━━ Supplied material

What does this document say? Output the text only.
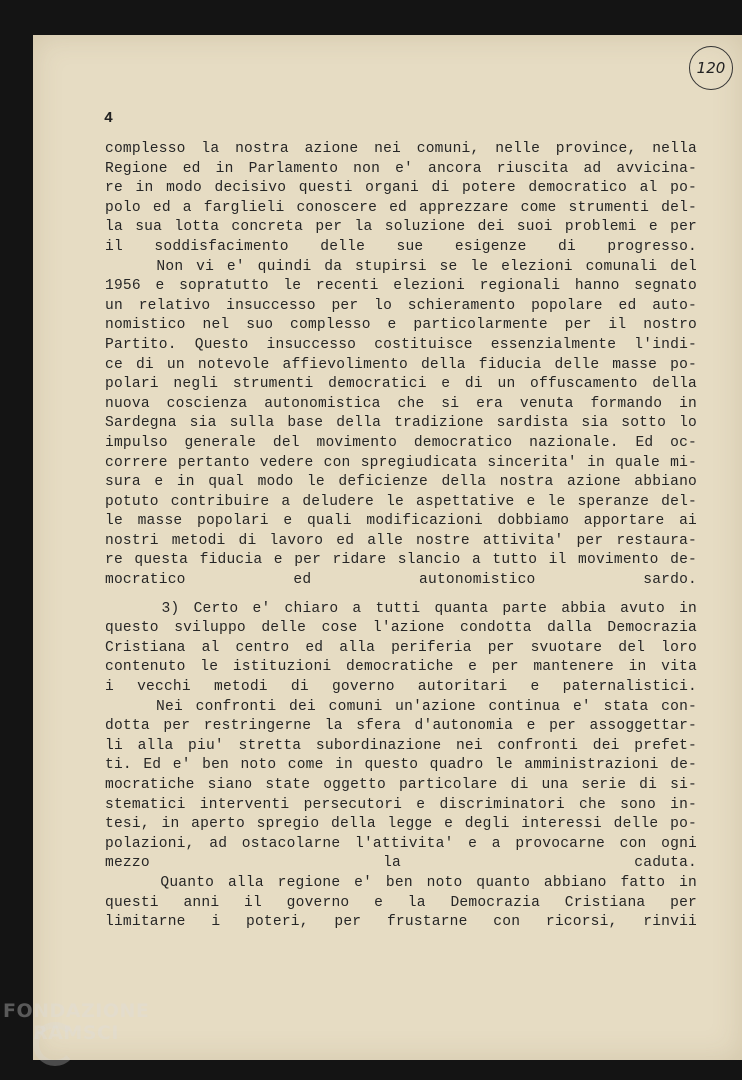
120
4
complesso la nostra azione nei comuni, nelle province, nella
Regione ed in Parlamento non e' ancora riuscita ad avvicina-
re in modo decisivo questi organi di potere democratico al po-
polo ed a farglieli conoscere ed apprezzare come strumenti del-
la sua lotta concreta per la soluzione dei suoi problemi e per
il soddisfacimento delle sue esigenze di progresso.
Non vi e' quindi da stupirsi se le elezioni comunali del
1956 e sopratutto le recenti elezioni regionali hanno segnato
un relativo insuccesso per lo schieramento popolare ed auto-
nomistico nel suo complesso e particolarmente per il nostro
Partito. Questo insuccesso costituisce essenzialmente l'indi-
ce di un notevole affievolimento della fiducia delle masse po-
polari negli strumenti democratici e di un offuscamento della
nuova coscienza autonomistica che si era venuta formando in
Sardegna sia sulla base della tradizione sardista sia sotto lo
impulso generale del movimento democratico nazionale. Ed oc-
correre pertanto vedere con spregiudicata sincerita' in quale mi-
sura e in qual modo le deficienze della nostra azione abbiano
potuto contribuire a deludere le aspettative e le speranze del-
le masse popolari e quali modificazioni dobbiamo apportare ai
nostri metodi di lavoro ed alle nostre attivita' per restaura-
re questa fiducia e per ridare slancio a tutto il movimento de-
mocratico ed autonomistico sardo.
3) Certo e' chiaro a tutti quanta parte abbia avuto in
questo sviluppo delle cose l'azione condotta dalla Democrazia
Cristiana al centro ed alla periferia per svuotare del loro
contenuto le istituzioni democratiche e per mantenere in vita
i vecchi metodi di governo autoritari e paternalistici.
Nei confronti dei comuni un'azione continua e' stata con-
dotta per restringerne la sfera d'autonomia e per assoggettar-
li alla piu' stretta subordinazione nei confronti dei prefet-
ti. Ed e' ben noto come in questo quadro le amministrazioni de-
mocratiche siano state oggetto particolare di una serie di si-
stematici interventi persecutori e discriminatori che sono in-
tesi, in aperto spregio della legge e degli interessi delle po-
polazioni, ad ostacolarne l'attivita' e a provocarne con ogni
mezzo la caduta.
Quanto alla regione e' ben noto quanto abbiano fatto in
questi anni il governo e la Democrazia Cristiana per
limitarne i poteri, per frustarne con ricorsi, rinvii
FONDAZIONE
RAMSCI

━━━━

▸ **Exercise details**: Transcribe the full listing character for character. Pictures are excluded.

▸ **The completed task**:
What does this document say? Output the text only.
120
4
complesso la nostra azione nei comuni, nelle province, nella
Regione ed in Parlamento non e' ancora riuscita ad avvicina-
re in modo decisivo questi organi di potere democratico al po-
polo ed a farglieli conoscere ed apprezzare come strumenti del-
la sua lotta concreta per la soluzione dei suoi problemi e per
il soddisfacimento delle sue esigenze di progresso.
Non vi e' quindi da stupirsi se le elezioni comunali del
1956 e sopratutto le recenti elezioni regionali hanno segnato
un relativo insuccesso per lo schieramento popolare ed auto-
nomistico nel suo complesso e particolarmente per il nostro
Partito. Questo insuccesso costituisce essenzialmente l'indi-
ce di un notevole affievolimento della fiducia delle masse po-
polari negli strumenti democratici e di un offuscamento della
nuova coscienza autonomistica che si era venuta formando in
Sardegna sia sulla base della tradizione sardista sia sotto lo
impulso generale del movimento democratico nazionale. Ed oc-
correre pertanto vedere con spregiudicata sincerita' in quale mi-
sura e in qual modo le deficienze della nostra azione abbiano
potuto contribuire a deludere le aspettative e le speranze del-
le masse popolari e quali modificazioni dobbiamo apportare ai
nostri metodi di lavoro ed alle nostre attivita' per restaura-
re questa fiducia e per ridare slancio a tutto il movimento de-
mocratico ed autonomistico sardo.
3) Certo e' chiaro a tutti quanta parte abbia avuto in
questo sviluppo delle cose l'azione condotta dalla Democrazia
Cristiana al centro ed alla periferia per svuotare del loro
contenuto le istituzioni democratiche e per mantenere in vita
i vecchi metodi di governo autoritari e paternalistici.
Nei confronti dei comuni un'azione continua e' stata con-
dotta per restringerne la sfera d'autonomia e per assoggettar-
li alla piu' stretta subordinazione nei confronti dei prefet-
ti. Ed e' ben noto come in questo quadro le amministrazioni de-
mocratiche siano state oggetto particolare di una serie di si-
stematici interventi persecutori e discriminatori che sono in-
tesi, in aperto spregio della legge e degli interessi delle po-
polazioni, ad ostacolarne l'attivita' e a provocarne con ogni
mezzo la caduta.
Quanto alla regione e' ben noto quanto abbiano fatto in
questi anni il governo e la Democrazia Cristiana per
limitarne i poteri, per frustarne con ricorsi, rinvii
FONDAZIONE
RAMSCI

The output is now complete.